-- RECORDS PROVIDED start --

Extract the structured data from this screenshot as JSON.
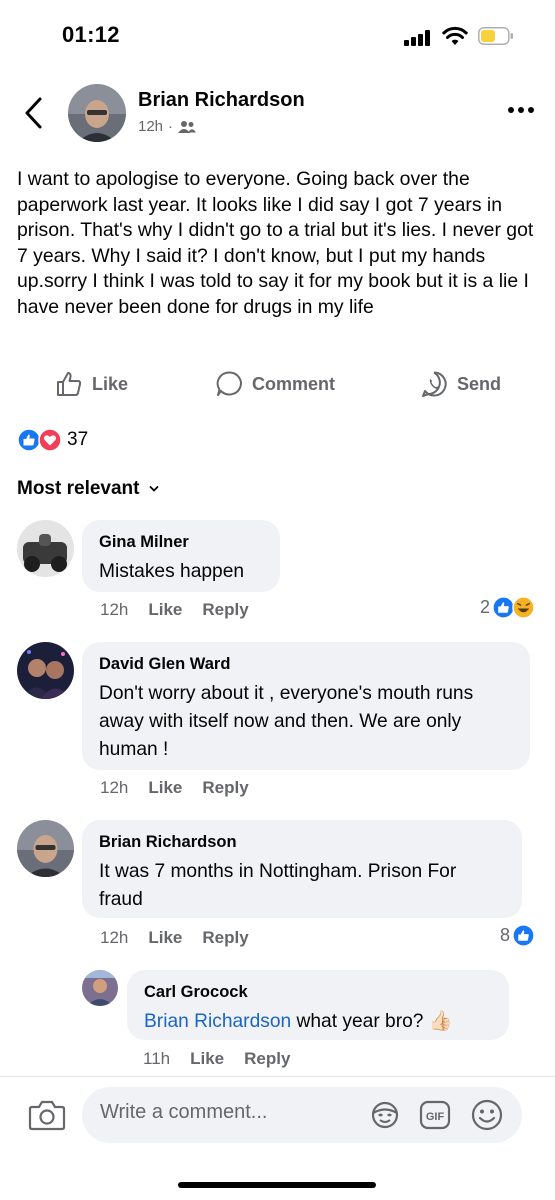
{
  "status": {
    "time": "01:12"
  },
  "post": {
    "author": "Brian Richardson",
    "time": "12h",
    "text": "I want to apologise to everyone. Going back over the paperwork last year. It looks like I did say I got 7 years in prison. That's why I didn't go to a trial but it's lies. I never got 7 years. Why I said it? I don't know, but I put my hands up.sorry I think I was told to say it for my book but it is a lie  I have never been done for drugs  in my life"
  },
  "actions": {
    "like": "Like",
    "comment": "Comment",
    "send": "Send"
  },
  "reactions": {
    "count": "37",
    "icons": [
      "like-icon",
      "love-icon"
    ]
  },
  "sort_label": "Most relevant",
  "comments": [
    {
      "name": "Gina Milner",
      "text": "Mistakes happen",
      "time": "12h",
      "like": "Like",
      "reply": "Reply",
      "reaction_count": "2"
    },
    {
      "name": "David Glen Ward",
      "text": "Don't worry about it , everyone's mouth runs away with itself now and then. We are only human !",
      "time": "12h",
      "like": "Like",
      "reply": "Reply"
    },
    {
      "name": "Brian Richardson",
      "text": "It was 7 months in Nottingham. Prison For fraud",
      "time": "12h",
      "like": "Like",
      "reply": "Reply",
      "reaction_count": "8"
    },
    {
      "name": "Carl Grocock",
      "mention": "Brian Richardson",
      "text": " what year bro? 👍🏻",
      "time": "11h",
      "like": "Like",
      "reply": "Reply"
    }
  ],
  "composer": {
    "placeholder": "Write a comment..."
  },
  "colors": {
    "facebook_blue": "#1877f2",
    "love_red": "#f33e58",
    "mention": "#1a65c8",
    "bubble": "#f0f2f5",
    "battery": "#f7d23e"
  }
}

-- RECORDS PROVIDED end --

### INSTRUCTIONS TO FOLLOW
Reproduce the material above in full and without alteration, but skip all pictures.

### SOLVED EXERCISE
Extract the structured data from this screenshot as JSON.
{
  "status": {
    "time": "01:12"
  },
  "post": {
    "author": "Brian Richardson",
    "time": "12h",
    "text": "I want to apologise to everyone. Going back over the paperwork last year. It looks like I did say I got 7 years in prison. That's why I didn't go to a trial but it's lies. I never got 7 years. Why I said it? I don't know, but I put my hands up.sorry I think I was told to say it for my book but it is a lie  I have never been done for drugs  in my life"
  },
  "actions": {
    "like": "Like",
    "comment": "Comment",
    "send": "Send"
  },
  "reactions": {
    "count": "37",
    "icons": [
      "like-icon",
      "love-icon"
    ]
  },
  "sort_label": "Most relevant",
  "comments": [
    {
      "name": "Gina Milner",
      "text": "Mistakes happen",
      "time": "12h",
      "like": "Like",
      "reply": "Reply",
      "reaction_count": "2"
    },
    {
      "name": "David Glen Ward",
      "text": "Don't worry about it , everyone's mouth runs away with itself now and then. We are only human !",
      "time": "12h",
      "like": "Like",
      "reply": "Reply"
    },
    {
      "name": "Brian Richardson",
      "text": "It was 7 months in Nottingham. Prison For fraud",
      "time": "12h",
      "like": "Like",
      "reply": "Reply",
      "reaction_count": "8"
    },
    {
      "name": "Carl Grocock",
      "mention": "Brian Richardson",
      "text": " what year bro? 👍🏻",
      "time": "11h",
      "like": "Like",
      "reply": "Reply"
    }
  ],
  "composer": {
    "placeholder": "Write a comment..."
  },
  "colors": {
    "facebook_blue": "#1877f2",
    "love_red": "#f33e58",
    "mention": "#1a65c8",
    "bubble": "#f0f2f5",
    "battery": "#f7d23e"
  }
}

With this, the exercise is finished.